__DIRECTION__. Every record below should be transcribed exactly. Omit the images.

Saved data entries
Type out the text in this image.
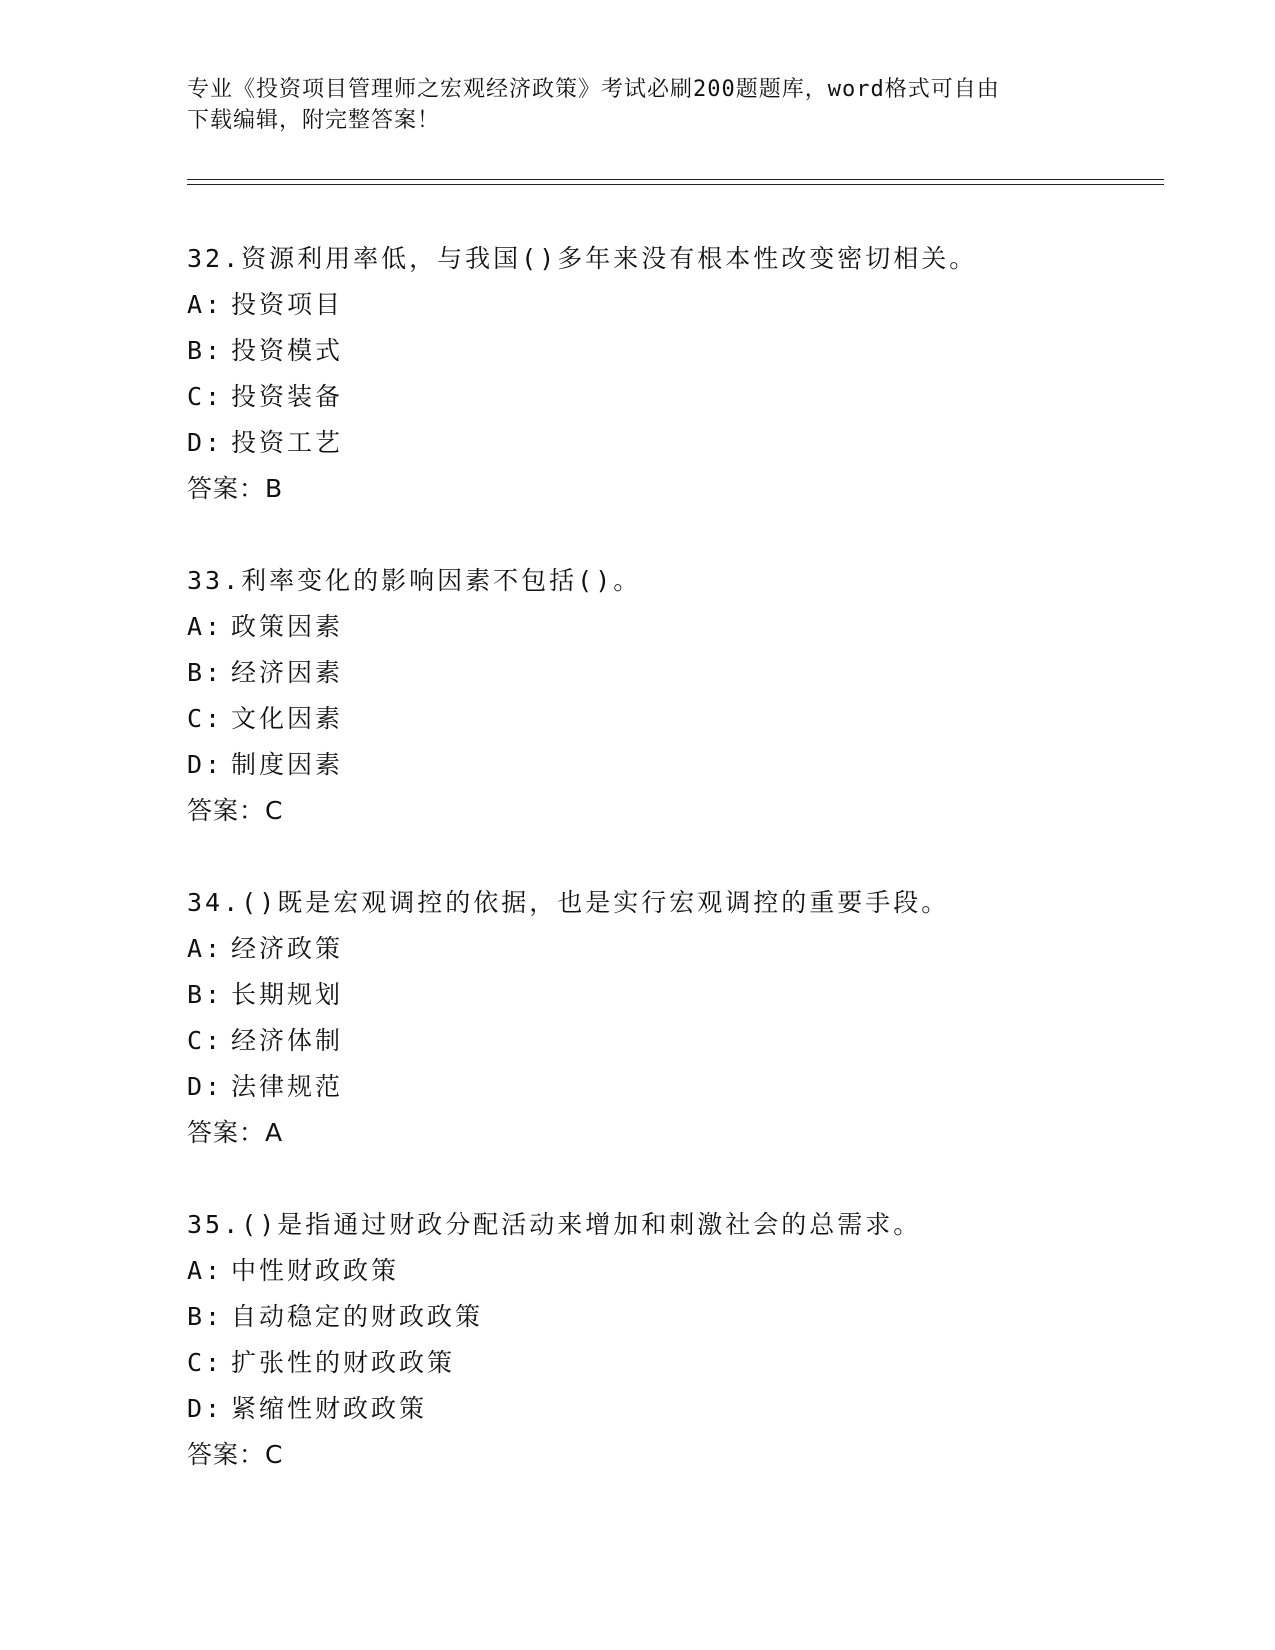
专业《投资项目管理师之宏观经济政策》考试必刷200题题库，word格式可自由
下载编辑，附完整答案！
32.资源利用率低，与我国()多年来没有根本性改变密切相关。
A: 投资项目
B: 投资模式
C: 投资装备
D: 投资工艺
答案：B
33.利率变化的影响因素不包括()。
A: 政策因素
B: 经济因素
C: 文化因素
D: 制度因素
答案：C
34.()既是宏观调控的依据，也是实行宏观调控的重要手段。
A: 经济政策
B: 长期规划
C: 经济体制
D: 法律规范
答案：A
35.()是指通过财政分配活动来增加和刺激社会的总需求。
A: 中性财政政策
B: 自动稳定的财政政策
C: 扩张性的财政政策
D: 紧缩性财政政策
答案：C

__THE ANSWER__.
Type out the text in this image.
专业《投资项目管理师之宏观经济政策》考试必刷200题题库，word格式可自由
下载编辑，附完整答案！
32.资源利用率低，与我国()多年来没有根本性改变密切相关。
A: 投资项目
B: 投资模式
C: 投资装备
D: 投资工艺
答案：B
33.利率变化的影响因素不包括()。
A: 政策因素
B: 经济因素
C: 文化因素
D: 制度因素
答案：C
34.()既是宏观调控的依据，也是实行宏观调控的重要手段。
A: 经济政策
B: 长期规划
C: 经济体制
D: 法律规范
答案：A
35.()是指通过财政分配活动来增加和刺激社会的总需求。
A: 中性财政政策
B: 自动稳定的财政政策
C: 扩张性的财政政策
D: 紧缩性财政政策
答案：C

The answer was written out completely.